__EXERCISE DIRECTIONS__:
Work through the data below and give the number of lines holding "level", nothing more.

(Rows from a figure dataset)
*-*-*
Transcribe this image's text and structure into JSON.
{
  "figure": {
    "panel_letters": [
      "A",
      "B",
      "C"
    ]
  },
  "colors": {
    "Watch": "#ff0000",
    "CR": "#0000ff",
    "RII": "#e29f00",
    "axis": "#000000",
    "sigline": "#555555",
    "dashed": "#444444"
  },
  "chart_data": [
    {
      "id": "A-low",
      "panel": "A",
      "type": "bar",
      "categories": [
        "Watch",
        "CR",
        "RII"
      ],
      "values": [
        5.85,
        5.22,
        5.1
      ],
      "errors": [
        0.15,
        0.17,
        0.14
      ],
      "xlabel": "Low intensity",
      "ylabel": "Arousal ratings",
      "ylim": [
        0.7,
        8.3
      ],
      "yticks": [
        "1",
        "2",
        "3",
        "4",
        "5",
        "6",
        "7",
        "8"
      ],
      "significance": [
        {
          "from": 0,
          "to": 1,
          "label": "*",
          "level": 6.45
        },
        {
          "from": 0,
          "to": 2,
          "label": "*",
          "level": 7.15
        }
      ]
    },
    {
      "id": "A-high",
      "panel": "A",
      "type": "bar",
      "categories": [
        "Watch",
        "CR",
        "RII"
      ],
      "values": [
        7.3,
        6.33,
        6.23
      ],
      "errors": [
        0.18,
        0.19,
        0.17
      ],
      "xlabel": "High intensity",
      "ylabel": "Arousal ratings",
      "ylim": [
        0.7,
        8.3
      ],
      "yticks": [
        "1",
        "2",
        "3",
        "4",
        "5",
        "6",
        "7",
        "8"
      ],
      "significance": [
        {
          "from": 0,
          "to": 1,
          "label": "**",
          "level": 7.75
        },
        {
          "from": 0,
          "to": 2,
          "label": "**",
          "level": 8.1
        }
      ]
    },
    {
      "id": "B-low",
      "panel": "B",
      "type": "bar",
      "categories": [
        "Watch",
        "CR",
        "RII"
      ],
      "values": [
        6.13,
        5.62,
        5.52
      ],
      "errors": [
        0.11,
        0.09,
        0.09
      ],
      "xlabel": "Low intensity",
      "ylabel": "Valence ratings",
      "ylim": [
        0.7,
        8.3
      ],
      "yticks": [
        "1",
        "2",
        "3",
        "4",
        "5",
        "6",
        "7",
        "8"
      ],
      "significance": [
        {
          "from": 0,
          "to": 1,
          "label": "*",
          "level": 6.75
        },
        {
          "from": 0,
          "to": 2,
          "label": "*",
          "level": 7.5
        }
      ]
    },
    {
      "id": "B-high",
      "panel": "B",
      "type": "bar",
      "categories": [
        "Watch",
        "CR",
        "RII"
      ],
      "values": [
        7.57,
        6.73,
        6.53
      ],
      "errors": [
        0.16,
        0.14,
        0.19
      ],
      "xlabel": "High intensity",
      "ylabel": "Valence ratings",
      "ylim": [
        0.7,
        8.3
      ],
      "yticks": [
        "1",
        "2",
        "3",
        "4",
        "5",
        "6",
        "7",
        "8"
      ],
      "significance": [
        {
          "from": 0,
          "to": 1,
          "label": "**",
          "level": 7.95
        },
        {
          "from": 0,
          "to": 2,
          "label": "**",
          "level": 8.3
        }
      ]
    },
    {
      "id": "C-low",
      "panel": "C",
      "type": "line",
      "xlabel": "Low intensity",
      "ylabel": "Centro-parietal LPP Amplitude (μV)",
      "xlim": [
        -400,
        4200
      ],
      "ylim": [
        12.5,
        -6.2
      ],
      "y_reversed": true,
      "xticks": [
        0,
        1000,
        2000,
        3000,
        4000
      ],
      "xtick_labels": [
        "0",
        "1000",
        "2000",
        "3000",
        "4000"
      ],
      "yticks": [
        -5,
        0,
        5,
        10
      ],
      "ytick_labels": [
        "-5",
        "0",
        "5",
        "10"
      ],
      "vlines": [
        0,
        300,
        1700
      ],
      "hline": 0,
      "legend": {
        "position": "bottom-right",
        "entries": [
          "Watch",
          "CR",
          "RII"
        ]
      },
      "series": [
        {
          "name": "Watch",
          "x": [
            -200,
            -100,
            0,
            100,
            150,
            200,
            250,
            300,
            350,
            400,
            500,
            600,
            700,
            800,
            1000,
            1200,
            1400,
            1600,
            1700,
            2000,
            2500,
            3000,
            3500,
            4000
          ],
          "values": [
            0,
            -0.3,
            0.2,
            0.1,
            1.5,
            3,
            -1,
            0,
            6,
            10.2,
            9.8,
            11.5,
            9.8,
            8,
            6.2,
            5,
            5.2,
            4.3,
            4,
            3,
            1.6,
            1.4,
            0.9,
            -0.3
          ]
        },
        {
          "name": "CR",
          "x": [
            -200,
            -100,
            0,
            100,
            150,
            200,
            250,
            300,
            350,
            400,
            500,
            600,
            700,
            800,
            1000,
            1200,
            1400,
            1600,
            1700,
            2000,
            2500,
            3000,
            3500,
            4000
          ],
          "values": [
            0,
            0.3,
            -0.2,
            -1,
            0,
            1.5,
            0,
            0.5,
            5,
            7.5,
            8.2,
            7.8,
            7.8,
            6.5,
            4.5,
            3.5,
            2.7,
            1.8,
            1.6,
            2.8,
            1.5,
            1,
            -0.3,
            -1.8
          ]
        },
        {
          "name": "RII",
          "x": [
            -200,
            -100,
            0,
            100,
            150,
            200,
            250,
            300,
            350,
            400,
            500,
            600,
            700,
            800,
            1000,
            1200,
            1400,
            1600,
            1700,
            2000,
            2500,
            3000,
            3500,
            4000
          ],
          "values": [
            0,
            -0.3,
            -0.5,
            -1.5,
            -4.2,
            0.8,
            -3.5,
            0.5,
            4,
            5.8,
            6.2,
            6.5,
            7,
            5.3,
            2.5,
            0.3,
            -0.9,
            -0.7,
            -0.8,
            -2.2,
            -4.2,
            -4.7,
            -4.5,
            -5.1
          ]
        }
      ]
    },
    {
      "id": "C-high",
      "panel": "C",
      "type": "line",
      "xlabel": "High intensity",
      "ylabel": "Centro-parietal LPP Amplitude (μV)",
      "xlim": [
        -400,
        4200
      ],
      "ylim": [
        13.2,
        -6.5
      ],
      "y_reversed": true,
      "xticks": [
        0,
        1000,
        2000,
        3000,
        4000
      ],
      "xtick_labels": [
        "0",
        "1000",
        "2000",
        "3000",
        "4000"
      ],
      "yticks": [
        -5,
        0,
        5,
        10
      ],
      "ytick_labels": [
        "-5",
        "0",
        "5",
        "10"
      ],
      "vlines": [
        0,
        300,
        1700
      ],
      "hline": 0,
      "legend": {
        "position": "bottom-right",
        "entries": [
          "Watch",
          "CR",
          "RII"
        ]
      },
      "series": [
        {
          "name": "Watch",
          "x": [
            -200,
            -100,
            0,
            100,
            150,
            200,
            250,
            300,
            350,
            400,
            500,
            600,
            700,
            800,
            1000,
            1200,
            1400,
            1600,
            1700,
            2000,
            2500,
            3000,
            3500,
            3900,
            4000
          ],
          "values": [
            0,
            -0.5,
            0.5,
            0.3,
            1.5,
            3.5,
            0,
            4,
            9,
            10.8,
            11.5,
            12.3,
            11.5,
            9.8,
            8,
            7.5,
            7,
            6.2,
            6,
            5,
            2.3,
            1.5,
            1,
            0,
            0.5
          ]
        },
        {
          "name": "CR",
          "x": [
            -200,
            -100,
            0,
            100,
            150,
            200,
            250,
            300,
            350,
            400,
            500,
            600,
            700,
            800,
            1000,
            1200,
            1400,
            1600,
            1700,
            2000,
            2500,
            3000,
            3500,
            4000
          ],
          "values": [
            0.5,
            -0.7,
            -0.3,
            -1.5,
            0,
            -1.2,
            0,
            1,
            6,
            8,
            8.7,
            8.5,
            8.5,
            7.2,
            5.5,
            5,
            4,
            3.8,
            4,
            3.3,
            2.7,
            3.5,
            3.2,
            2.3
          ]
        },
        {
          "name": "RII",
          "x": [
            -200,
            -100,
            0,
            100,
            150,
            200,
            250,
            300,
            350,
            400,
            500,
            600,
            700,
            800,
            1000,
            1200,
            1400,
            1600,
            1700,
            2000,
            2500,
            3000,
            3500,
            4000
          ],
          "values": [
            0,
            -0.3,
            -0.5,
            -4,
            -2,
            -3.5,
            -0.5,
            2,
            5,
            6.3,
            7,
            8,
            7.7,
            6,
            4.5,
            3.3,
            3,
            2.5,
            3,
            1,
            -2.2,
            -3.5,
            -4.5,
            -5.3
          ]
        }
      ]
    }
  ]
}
*-*-*
__RESULT OF THE EXERCISE__:
8